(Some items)
**********

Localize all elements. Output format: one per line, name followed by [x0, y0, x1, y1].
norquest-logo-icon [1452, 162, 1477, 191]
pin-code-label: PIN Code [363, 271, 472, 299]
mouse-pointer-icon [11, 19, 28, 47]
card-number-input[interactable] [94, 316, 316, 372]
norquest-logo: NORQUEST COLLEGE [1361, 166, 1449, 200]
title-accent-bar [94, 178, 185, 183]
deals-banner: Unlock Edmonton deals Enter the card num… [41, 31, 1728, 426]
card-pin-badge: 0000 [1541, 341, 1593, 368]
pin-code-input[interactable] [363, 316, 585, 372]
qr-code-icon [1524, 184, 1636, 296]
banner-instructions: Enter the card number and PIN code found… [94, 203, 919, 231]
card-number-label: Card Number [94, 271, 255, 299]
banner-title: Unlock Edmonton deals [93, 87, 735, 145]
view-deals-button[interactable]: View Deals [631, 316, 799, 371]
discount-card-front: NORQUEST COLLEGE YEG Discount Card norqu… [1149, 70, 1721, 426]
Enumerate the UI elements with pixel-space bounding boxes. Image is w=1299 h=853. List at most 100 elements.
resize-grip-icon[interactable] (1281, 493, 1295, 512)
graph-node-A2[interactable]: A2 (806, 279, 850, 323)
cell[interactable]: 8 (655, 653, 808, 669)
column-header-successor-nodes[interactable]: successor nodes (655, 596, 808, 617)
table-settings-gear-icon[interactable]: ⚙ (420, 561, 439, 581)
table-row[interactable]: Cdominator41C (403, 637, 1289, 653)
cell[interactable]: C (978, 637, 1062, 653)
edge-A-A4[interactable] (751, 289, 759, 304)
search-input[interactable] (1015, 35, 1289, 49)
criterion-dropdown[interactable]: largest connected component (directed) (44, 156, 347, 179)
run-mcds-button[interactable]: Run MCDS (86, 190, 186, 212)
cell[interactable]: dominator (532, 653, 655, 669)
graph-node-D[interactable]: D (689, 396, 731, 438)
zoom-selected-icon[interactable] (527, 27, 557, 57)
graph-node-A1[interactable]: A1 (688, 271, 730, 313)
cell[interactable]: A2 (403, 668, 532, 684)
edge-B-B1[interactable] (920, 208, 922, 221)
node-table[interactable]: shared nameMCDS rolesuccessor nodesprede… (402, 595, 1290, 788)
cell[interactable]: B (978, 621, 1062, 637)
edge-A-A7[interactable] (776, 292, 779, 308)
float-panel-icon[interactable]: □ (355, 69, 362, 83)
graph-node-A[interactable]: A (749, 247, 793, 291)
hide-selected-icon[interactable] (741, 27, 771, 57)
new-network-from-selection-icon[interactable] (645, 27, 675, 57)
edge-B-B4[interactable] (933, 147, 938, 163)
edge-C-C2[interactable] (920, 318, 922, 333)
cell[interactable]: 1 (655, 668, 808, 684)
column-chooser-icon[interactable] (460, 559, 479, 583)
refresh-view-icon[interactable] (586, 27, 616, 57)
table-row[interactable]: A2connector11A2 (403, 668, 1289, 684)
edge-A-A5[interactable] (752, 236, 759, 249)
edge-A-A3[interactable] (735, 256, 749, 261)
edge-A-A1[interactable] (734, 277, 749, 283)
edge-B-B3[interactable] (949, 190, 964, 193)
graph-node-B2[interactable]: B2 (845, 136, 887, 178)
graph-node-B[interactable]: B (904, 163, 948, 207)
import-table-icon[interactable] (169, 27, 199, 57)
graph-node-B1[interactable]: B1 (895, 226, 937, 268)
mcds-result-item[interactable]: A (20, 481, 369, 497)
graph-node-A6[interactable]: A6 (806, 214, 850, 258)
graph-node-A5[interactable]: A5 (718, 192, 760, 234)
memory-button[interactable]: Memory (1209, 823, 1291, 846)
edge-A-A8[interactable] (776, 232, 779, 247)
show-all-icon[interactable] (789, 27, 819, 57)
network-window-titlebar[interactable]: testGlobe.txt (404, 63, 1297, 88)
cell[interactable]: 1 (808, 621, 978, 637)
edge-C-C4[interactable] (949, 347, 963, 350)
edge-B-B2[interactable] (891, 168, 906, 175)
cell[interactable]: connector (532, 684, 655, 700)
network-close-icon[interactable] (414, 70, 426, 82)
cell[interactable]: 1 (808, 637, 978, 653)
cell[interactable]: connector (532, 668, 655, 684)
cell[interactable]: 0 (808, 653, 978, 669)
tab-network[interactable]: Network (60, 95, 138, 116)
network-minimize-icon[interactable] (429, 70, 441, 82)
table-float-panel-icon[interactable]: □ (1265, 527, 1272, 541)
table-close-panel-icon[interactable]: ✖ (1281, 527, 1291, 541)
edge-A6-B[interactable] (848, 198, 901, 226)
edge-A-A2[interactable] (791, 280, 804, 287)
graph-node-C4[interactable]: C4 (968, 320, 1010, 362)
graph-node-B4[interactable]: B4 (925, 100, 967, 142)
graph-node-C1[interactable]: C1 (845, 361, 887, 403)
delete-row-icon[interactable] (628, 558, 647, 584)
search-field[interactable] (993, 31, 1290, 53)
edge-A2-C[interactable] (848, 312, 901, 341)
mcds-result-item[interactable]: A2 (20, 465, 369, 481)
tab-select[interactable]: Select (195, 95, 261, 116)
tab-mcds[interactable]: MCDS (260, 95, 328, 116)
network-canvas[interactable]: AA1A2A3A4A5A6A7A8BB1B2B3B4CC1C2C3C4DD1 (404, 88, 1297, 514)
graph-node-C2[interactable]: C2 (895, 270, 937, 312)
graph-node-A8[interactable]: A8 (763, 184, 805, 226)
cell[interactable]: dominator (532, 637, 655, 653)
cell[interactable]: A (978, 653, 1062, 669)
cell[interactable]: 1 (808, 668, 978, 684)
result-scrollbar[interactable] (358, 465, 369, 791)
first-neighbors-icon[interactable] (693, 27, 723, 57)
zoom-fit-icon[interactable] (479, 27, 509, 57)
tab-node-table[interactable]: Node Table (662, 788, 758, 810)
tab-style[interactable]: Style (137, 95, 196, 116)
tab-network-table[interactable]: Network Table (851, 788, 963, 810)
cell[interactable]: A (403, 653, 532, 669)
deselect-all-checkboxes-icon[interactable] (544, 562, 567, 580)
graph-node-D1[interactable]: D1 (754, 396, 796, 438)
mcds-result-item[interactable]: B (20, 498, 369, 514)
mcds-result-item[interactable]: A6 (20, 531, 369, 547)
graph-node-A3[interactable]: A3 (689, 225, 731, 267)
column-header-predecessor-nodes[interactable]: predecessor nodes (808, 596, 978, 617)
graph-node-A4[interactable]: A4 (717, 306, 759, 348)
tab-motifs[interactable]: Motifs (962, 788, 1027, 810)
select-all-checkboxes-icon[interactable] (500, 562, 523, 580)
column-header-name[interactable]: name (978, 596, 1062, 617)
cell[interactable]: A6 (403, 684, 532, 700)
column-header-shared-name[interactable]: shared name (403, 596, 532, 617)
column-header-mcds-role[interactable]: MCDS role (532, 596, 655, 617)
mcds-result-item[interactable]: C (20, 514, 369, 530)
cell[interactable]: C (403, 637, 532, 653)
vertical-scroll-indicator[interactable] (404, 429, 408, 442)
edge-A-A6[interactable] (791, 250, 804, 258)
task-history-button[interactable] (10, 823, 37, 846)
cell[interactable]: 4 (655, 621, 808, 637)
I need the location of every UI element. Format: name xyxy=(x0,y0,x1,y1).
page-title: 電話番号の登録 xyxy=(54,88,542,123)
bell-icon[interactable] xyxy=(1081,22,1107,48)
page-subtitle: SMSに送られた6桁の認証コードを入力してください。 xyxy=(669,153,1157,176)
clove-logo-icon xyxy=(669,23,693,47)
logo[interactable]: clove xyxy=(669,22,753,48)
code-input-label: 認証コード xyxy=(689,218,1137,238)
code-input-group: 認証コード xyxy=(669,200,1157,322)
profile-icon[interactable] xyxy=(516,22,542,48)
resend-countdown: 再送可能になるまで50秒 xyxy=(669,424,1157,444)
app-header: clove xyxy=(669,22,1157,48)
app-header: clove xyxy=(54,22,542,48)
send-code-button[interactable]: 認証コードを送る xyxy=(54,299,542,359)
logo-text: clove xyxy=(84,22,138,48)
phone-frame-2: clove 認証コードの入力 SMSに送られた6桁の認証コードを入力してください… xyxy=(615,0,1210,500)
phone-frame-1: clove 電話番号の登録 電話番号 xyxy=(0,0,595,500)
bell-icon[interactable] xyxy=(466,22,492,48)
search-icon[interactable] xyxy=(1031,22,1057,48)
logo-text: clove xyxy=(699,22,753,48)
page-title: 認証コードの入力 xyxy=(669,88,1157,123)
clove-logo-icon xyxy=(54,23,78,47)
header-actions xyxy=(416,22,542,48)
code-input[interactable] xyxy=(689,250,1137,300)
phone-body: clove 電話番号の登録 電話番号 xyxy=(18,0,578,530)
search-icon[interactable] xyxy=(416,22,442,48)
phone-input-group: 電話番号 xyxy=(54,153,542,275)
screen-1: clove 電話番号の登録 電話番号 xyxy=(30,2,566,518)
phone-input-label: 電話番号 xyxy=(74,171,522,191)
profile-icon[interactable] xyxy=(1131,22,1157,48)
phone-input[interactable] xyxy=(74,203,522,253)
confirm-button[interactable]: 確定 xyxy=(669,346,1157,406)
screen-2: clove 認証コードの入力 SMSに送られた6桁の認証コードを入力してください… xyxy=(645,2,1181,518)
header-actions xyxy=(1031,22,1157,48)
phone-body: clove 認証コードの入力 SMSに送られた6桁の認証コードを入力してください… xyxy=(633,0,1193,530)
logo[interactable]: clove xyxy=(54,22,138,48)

**********

**Work to do**
Please lay out the stretch from the start of the items through the line containing "discount-card-front: NORQUEST COLLEGE", both ends included, as a Markdown table with the columns "Row" and "Line". Number each line in Row and leave out any blank lines.

**Answer to this problem**
| Row | Line |
|---|---|
| 1 | Localize all elements. Output format: one per line, name followed by [x0, y0, x1, y1]. |
| 2 | norquest-logo-icon [1452, 162, 1477, 191] |
| 3 | pin-code-label: PIN Code [363, 271, 472, 299] |
| 4 | mouse-pointer-icon [11, 19, 28, 47] |
| 5 | card-number-input[interactable] [94, 316, 316, 372] |
| 6 | norquest-logo: NORQUEST COLLEGE [1361, 166, 1449, 200] |
| 7 | title-accent-bar [94, 178, 185, 183] |
| 8 | deals-banner: Unlock Edmonton deals Enter the card num… [41, 31, 1728, 426] |
| 9 | card-pin-badge: 0000 [1541, 341, 1593, 368] |
| 10 | pin-code-input[interactable] [363, 316, 585, 372] |
| 11 | qr-code-icon [1524, 184, 1636, 296] |
| 12 | banner-instructions: Enter the card number and PIN code found… [94, 203, 919, 231] |
| 13 | card-number-label: Card Number [94, 271, 255, 299] |
| 14 | banner-title: Unlock Edmonton deals [93, 87, 735, 145] |
| 15 | view-deals-button[interactable]: View Deals [631, 316, 799, 371] |
| 16 | discount-card-front: NORQUEST COLLEGE YEG Discount Card norqu… [1149, 70, 1721, 426] |